_WORK TO COMPLETE:_
Leave out the pictures and transcribe the rest of the records exactly.

_LISTING:_

--- Start ---

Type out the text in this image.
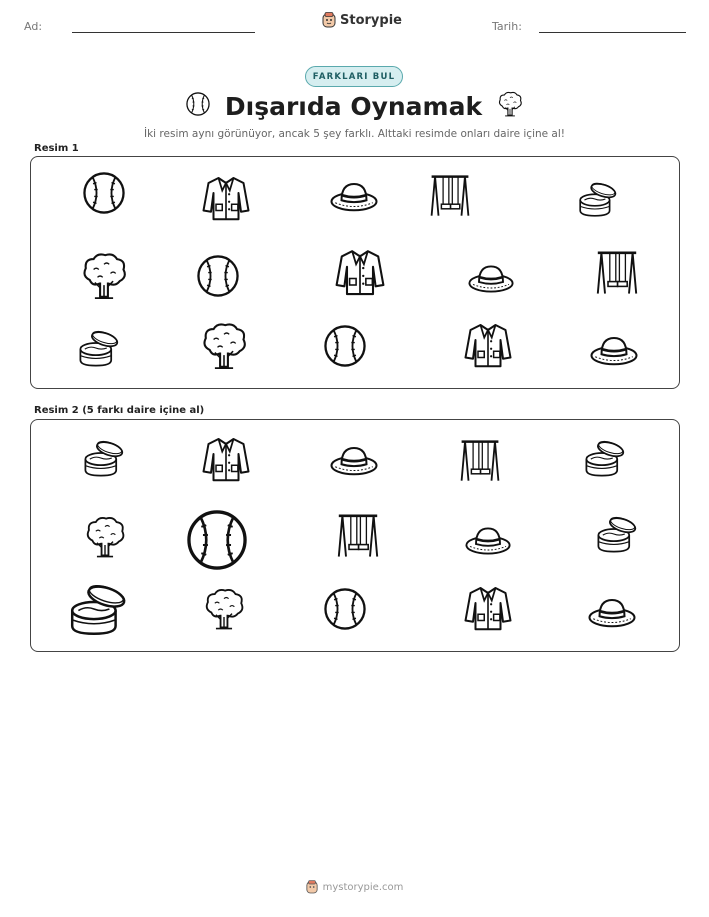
Ad:	Storypie	Tarih:
FARKLARI BUL
Dışarıda Oynamak
İki resim aynı görünüyor, ancak 5 şey farklı. Alttaki resimde onları daire içine al!
Resim 1
Resim 2 (5 farkı daire içine al)
mystorypie.com
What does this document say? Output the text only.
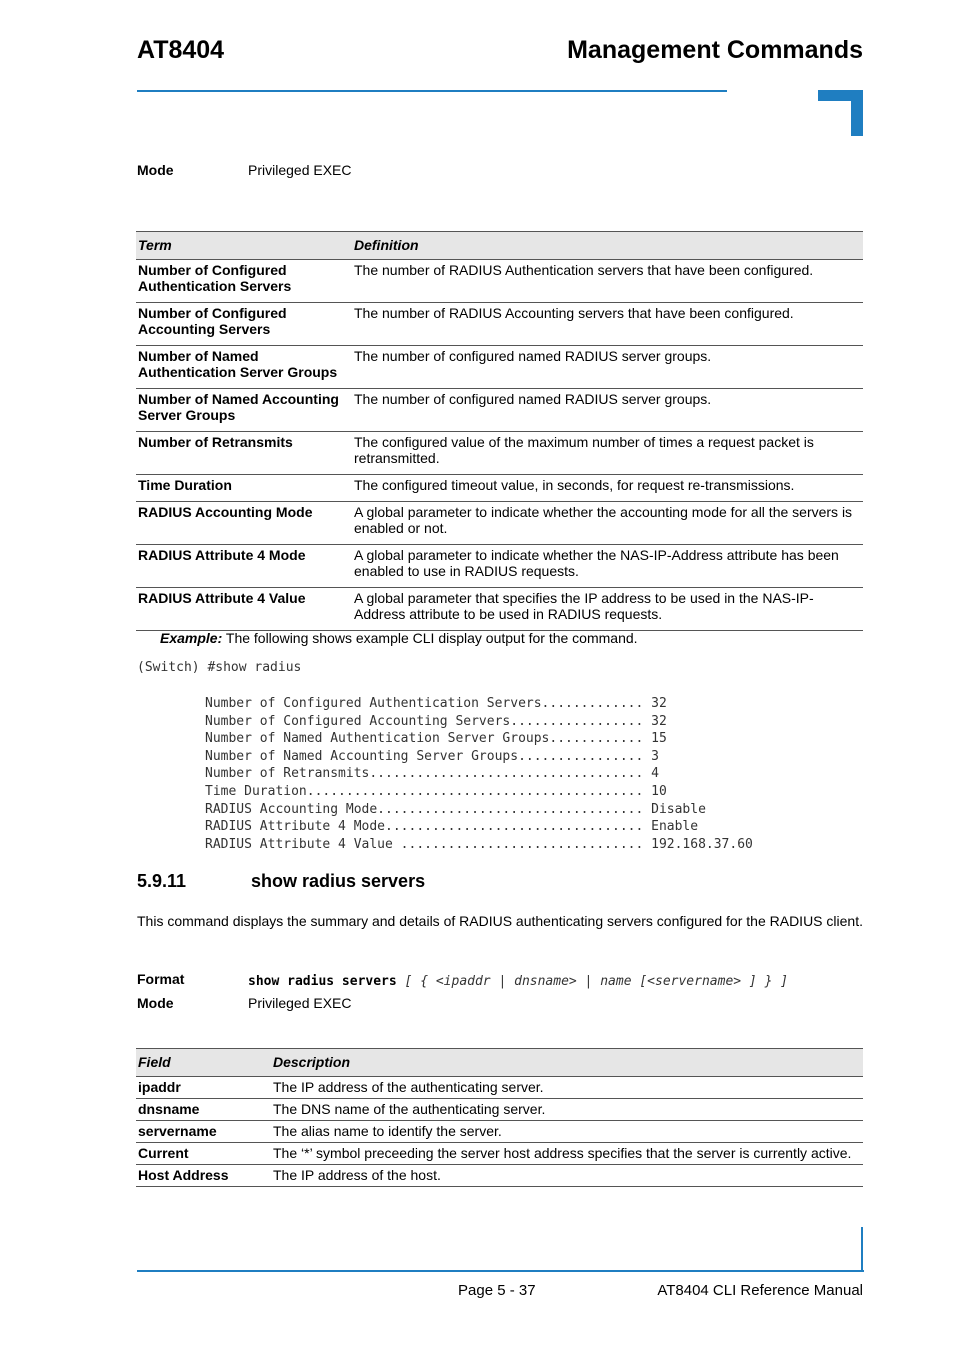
AT8404	Management Commands
Mode	Privileged EXEC
Term	Definition
Number of Configured Authentication Servers	The number of RADIUS Authentication servers that have been configured.
Number of Configured Accounting Servers	The number of RADIUS Accounting servers that have been configured.
Number of Named Authentication Server Groups	The number of configured named RADIUS server groups.
Number of Named Accounting Server Groups	The number of configured named RADIUS server groups.
Number of Retransmits	The configured value of the maximum number of times a request packet is retransmitted.
Time Duration	The configured timeout value, in seconds, for request re-transmissions.
RADIUS Accounting Mode	A global parameter to indicate whether the accounting mode for all the servers is enabled or not.
RADIUS Attribute 4 Mode	A global parameter to indicate whether the NAS-IP-Address attribute has been enabled to use in RADIUS requests.
RADIUS Attribute 4 Value	A global parameter that specifies the IP address to be used in the NAS-IP-Address attribute to be used in RADIUS requests.
Example: The following shows example CLI display output for the command.
(Switch) #show radius
Number of Configured Authentication Servers............. 32
Number of Configured Accounting Servers................. 32
Number of Named Authentication Server Groups............ 15
Number of Named Accounting Server Groups................ 3
Number of Retransmits................................... 4
Time Duration........................................... 10
RADIUS Accounting Mode.................................. Disable
RADIUS Attribute 4 Mode................................. Enable
RADIUS Attribute 4 Value ............................... 192.168.37.60
5.9.11	show radius servers
This command displays the summary and details of RADIUS authenticating servers configured for the RADIUS client.
Format	show radius servers [ { <ipaddr | dnsname> | name [<servername> ] } ]
Mode	Privileged EXEC
Field	Description
ipaddr	The IP address of the authenticating server.
dnsname	The DNS name of the authenticating server.
servername	The alias name to identify the server.
Current	The ‘*’ symbol preceeding the server host address specifies that the server is currently active.
Host Address	The IP address of the host.
Page 5 - 37	AT8404 CLI Reference Manual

--- End ---

_RESULT FOR THIS EXERCISE:_
Type out the text in this image.
Ad:	Storypie	Tarih:
FARKLARI BUL
Dışarıda Oynamak
İki resim aynı görünüyor, ancak 5 şey farklı. Alttaki resimde onları daire içine al!
Resim 1
Resim 2 (5 farkı daire içine al)
mystorypie.com
What does this document say? Output the text only.
AT8404	Management Commands
Mode	Privileged EXEC
Term	Definition
Number of Configured Authentication Servers	The number of RADIUS Authentication servers that have been configured.
Number of Configured Accounting Servers	The number of RADIUS Accounting servers that have been configured.
Number of Named Authentication Server Groups	The number of configured named RADIUS server groups.
Number of Named Accounting Server Groups	The number of configured named RADIUS server groups.
Number of Retransmits	The configured value of the maximum number of times a request packet is retransmitted.
Time Duration	The configured timeout value, in seconds, for request re-transmissions.
RADIUS Accounting Mode	A global parameter to indicate whether the accounting mode for all the servers is enabled or not.
RADIUS Attribute 4 Mode	A global parameter to indicate whether the NAS-IP-Address attribute has been enabled to use in RADIUS requests.
RADIUS Attribute 4 Value	A global parameter that specifies the IP address to be used in the NAS-IP-Address attribute to be used in RADIUS requests.
Example: The following shows example CLI display output for the command.
(Switch) #show radius
Number of Configured Authentication Servers............. 32
Number of Configured Accounting Servers................. 32
Number of Named Authentication Server Groups............ 15
Number of Named Accounting Server Groups................ 3
Number of Retransmits................................... 4
Time Duration........................................... 10
RADIUS Accounting Mode.................................. Disable
RADIUS Attribute 4 Mode................................. Enable
RADIUS Attribute 4 Value ............................... 192.168.37.60
5.9.11	show radius servers
This command displays the summary and details of RADIUS authenticating servers configured for the RADIUS client.
Format	show radius servers [ { <ipaddr | dnsname> | name [<servername> ] } ]
Mode	Privileged EXEC
Field	Description
ipaddr	The IP address of the authenticating server.
dnsname	The DNS name of the authenticating server.
servername	The alias name to identify the server.
Current	The ‘*’ symbol preceeding the server host address specifies that the server is currently active.
Host Address	The IP address of the host.
Page 5 - 37	AT8404 CLI Reference Manual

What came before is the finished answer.